→ **YOUR OBJECTIVE**
In the text on tepraloxydim binding, rewrite the part that opens with the words containing "Similarly, most of" and closes with "catalysis by CT.", changing every "main-chain amides" to "backbone amides".

→ **TEXT**
⁂
Tepraloxydim inhibits CT activity by blocking the acetyl-CoA substrate from binding to the enzyme. Both the central cyclohexanedione ring and the tetrahydropyran group have severe steric clash with the linear portion of the CoA molecule in the active site (Fig. 3A). The crystal structure reveals that tepraloxydim has a different mechanism of inhibiting the CT domain as compared to that of haloxyfop (15) and CP-640186 (16), even though haloxyfop also inhibits CT by blocking acetyl-CoA from binding to the active site. Tepraloxydim is chemically very distinct from haloxyfop (Fig. 1A), and the compounds have only limited overlap in their bound positions in the active site of the CT domain (Fig. 4). The aryl group at the end of haloxyfop has no equivalent in tepraloxydim (Fig. 4), and the two compounds probe different regions of the CT dimer interface. In fact, this aryl group is located near Phe-1956′ in the haloxyfop complex, causing a large conformational change in this region of the CT domain (15). In comparison, binding of tepraloxydim does not produce any significant disturbance to the conformation of Phe-1956′ (Fig. 3A).

Similarly, most of the central cyclohexanedione ring and the tetrahydropyran group of tepraloxydim have no counterpart in haloxyfop (Fig. 4). The structural comparison suggests that the cyclohexanedione ring is probably as important for generating an enolate oxyanion as for establishing strong interactions with the enzyme. One of the carboxylate oxygen atoms of the propionate group in haloxyfop is located within 0.8 Å of an oxygen atom on the cyclohexanedione ring of tepraloxydim (Fig. 4), and both are involved in hydrogen-bonding interactions with the main-chain amides of Ala-1627 and Ile-1735. This suggests that tepraloxydim is likely bound to CT in the enolate form (Fig. 2C). The main-chain amides of Ala-1627 and Ile-1735 may also have an important role in substrate recognition and catalysis by CT.

The methyl group of the propionate in haloxyfop is located within 0.7 Å of that in the ethyl group of tepraloxydim (Fig. 4). Therefore, these two methyl groups share the same binding site, which includes residue Leu-1705 (Fig. 2C), equivalent to one of the resistance mutations in ACC (see below). In addition, the oxime moiety of tepraloxydim partly overlays with the central phenyl ring of haloxyfop.

Overall, tepraloxydim has a different mechanism of inhibiting the CT domain, probing a different region of the dimer interface. At the same time, the compound shares two binding interactions with haloxyfop, despite their chemical diversity. These two binding sites may be important anchoring points for developing CT inhibitors. In addition, hybrid compounds that contain features of both the FOPs and DIMs are more potent inhibitors of ACC (18).
⁂
→ **EXTRACTED MATERIAL**

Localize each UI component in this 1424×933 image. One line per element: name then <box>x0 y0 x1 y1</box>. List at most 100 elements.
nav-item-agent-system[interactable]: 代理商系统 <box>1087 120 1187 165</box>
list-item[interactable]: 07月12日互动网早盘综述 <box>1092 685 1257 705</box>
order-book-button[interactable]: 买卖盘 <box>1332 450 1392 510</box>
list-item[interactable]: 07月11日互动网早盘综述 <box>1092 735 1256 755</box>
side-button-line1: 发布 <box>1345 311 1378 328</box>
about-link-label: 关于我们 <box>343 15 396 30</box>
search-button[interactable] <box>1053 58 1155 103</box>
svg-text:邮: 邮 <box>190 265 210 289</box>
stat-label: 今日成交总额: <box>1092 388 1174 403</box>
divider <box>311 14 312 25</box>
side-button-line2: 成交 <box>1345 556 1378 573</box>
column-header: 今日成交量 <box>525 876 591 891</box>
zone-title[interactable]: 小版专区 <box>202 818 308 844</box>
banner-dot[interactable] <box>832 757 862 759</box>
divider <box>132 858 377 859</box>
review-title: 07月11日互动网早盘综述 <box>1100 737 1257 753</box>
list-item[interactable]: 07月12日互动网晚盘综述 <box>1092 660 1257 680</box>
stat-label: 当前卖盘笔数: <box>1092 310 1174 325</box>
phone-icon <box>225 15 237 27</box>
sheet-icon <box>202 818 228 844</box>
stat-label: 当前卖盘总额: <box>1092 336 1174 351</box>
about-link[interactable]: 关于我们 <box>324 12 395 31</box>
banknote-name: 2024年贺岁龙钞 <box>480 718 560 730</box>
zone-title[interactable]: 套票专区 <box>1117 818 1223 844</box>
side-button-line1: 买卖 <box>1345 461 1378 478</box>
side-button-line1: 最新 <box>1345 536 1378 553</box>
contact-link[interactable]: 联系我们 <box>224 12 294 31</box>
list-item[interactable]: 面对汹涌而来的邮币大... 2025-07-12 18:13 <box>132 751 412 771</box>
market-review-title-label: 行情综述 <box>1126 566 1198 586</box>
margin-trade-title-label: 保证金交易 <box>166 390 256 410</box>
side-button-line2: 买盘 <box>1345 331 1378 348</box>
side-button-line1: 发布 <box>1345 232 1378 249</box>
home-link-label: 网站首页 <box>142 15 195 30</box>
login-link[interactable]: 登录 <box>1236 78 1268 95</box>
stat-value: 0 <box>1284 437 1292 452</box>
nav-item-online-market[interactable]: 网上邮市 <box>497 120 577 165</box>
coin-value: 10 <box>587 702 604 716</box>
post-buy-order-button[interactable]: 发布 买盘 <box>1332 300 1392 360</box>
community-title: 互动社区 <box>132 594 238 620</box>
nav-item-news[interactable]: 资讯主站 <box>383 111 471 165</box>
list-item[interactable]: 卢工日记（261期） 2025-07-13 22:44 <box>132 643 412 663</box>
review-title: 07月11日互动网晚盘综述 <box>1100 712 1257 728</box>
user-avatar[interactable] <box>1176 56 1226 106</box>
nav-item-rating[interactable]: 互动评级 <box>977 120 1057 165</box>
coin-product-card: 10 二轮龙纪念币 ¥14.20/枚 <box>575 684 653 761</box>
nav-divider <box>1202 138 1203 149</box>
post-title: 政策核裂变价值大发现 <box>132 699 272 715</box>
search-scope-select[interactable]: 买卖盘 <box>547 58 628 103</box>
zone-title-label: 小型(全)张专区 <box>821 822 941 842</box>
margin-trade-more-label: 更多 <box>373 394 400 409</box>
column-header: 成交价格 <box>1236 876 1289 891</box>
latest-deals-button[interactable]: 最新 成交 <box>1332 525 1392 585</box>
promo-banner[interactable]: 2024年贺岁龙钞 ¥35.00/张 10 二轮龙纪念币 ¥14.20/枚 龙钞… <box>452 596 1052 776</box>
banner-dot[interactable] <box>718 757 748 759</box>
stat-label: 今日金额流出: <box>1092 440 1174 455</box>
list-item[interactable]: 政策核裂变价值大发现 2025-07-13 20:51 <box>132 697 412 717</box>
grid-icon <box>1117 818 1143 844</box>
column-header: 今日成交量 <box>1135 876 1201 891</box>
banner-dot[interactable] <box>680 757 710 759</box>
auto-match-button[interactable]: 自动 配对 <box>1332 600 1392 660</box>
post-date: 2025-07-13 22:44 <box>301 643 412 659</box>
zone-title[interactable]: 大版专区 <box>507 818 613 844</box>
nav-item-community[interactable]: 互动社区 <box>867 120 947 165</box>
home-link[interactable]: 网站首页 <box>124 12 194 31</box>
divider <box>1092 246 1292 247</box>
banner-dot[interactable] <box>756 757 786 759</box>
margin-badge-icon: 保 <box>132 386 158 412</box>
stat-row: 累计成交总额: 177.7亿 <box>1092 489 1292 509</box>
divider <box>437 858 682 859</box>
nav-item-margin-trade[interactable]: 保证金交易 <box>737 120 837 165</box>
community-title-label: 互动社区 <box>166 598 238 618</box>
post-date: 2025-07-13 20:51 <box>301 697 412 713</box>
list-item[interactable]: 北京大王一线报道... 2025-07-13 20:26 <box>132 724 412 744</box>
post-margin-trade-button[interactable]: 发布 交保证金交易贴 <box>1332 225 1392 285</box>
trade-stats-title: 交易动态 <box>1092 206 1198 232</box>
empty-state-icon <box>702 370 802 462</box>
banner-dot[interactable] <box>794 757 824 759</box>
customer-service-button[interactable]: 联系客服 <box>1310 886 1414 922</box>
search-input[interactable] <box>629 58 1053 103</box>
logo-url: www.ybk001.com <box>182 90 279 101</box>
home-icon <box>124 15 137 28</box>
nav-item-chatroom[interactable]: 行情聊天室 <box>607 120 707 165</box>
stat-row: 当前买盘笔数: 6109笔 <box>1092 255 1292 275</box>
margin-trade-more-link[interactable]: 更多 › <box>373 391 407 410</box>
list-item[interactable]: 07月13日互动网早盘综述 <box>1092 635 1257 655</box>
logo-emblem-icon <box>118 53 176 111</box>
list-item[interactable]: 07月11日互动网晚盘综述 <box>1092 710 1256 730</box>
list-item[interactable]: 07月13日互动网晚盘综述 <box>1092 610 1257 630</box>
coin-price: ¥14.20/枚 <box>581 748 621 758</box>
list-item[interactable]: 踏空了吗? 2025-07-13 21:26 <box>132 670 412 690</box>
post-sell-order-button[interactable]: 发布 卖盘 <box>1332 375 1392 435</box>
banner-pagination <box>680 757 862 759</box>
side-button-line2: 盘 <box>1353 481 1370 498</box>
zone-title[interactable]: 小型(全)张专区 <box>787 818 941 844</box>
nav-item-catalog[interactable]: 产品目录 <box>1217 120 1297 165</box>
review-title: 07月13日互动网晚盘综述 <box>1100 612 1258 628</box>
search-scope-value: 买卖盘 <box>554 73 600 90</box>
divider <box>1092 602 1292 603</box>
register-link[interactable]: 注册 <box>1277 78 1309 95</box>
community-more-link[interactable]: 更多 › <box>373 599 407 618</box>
⁂
→ **ANSWER SECTION**
Similarly, most of the central cyclohexanedione ring and the tetrahydropyran group of tepraloxydim have no counterpart in haloxyfop (Fig. 4). The structural comparison suggests that the cyclohexanedione ring is probably as important for generating an enolate oxyanion as for establishing strong interactions with the enzyme. One of the carboxylate oxygen atoms of the propionate group in haloxyfop is located within 0.8 Å of an oxygen atom on the cyclohexanedione ring of tepraloxydim (Fig. 4), and both are involved in hydrogen-bonding interactions with the backbone amides of Ala-1627 and Ile-1735. This suggests that tepraloxydim is likely bound to CT in the enolate form (Fig. 2C). The backbone amides of Ala-1627 and Ile-1735 may also have an important role in substrate recognition and catalysis by CT.